(Dataset records)
((

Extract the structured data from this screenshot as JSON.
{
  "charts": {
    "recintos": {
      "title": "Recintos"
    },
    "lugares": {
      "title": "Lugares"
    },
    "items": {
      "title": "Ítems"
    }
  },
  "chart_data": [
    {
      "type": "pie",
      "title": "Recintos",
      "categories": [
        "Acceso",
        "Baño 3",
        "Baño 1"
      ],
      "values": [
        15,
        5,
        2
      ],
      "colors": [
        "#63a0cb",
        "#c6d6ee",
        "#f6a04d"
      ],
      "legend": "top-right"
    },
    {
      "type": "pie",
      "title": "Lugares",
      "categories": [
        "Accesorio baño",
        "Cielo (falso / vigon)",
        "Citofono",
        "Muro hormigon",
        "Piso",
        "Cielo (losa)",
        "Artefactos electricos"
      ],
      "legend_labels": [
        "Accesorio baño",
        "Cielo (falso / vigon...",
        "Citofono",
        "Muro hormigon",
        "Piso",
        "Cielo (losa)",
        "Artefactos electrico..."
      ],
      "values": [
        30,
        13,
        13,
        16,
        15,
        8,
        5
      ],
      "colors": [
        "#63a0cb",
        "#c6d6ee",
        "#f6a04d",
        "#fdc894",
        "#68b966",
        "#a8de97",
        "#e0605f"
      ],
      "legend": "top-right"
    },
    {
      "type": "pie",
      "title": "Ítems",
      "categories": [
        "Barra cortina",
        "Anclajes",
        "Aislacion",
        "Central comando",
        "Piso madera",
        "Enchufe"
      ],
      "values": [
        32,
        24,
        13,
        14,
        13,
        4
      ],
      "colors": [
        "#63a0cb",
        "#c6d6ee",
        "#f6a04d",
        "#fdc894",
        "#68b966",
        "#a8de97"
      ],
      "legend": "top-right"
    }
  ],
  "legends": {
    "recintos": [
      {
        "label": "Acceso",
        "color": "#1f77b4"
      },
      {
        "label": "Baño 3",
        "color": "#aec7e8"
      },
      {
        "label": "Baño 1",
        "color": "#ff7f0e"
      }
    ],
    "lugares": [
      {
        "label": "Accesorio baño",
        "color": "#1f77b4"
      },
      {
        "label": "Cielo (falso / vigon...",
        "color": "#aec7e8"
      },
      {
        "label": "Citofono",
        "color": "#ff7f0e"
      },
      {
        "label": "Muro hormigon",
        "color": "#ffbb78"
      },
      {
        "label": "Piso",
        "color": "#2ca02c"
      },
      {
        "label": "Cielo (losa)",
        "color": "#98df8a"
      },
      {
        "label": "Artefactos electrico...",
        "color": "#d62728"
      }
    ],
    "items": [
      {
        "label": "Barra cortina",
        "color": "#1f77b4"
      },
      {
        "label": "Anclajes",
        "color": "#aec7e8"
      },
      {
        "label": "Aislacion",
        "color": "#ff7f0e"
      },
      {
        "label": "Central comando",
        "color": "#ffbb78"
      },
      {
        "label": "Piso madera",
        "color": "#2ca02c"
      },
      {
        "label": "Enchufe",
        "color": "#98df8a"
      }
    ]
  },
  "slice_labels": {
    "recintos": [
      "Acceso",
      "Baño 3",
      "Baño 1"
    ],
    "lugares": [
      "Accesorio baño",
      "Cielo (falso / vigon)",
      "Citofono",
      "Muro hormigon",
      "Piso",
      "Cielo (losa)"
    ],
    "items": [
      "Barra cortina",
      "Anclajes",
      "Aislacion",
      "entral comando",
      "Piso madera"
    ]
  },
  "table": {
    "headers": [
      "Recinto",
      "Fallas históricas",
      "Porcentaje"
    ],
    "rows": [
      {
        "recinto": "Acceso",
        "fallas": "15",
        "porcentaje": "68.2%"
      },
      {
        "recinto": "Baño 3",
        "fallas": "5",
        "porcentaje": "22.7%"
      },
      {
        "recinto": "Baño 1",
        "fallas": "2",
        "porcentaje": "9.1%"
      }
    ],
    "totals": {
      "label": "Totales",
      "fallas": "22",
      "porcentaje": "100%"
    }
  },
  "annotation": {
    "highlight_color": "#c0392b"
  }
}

))

Objective — Your reply is one number: how many lines of the records above contain the word "Aislacion".

Solution — 3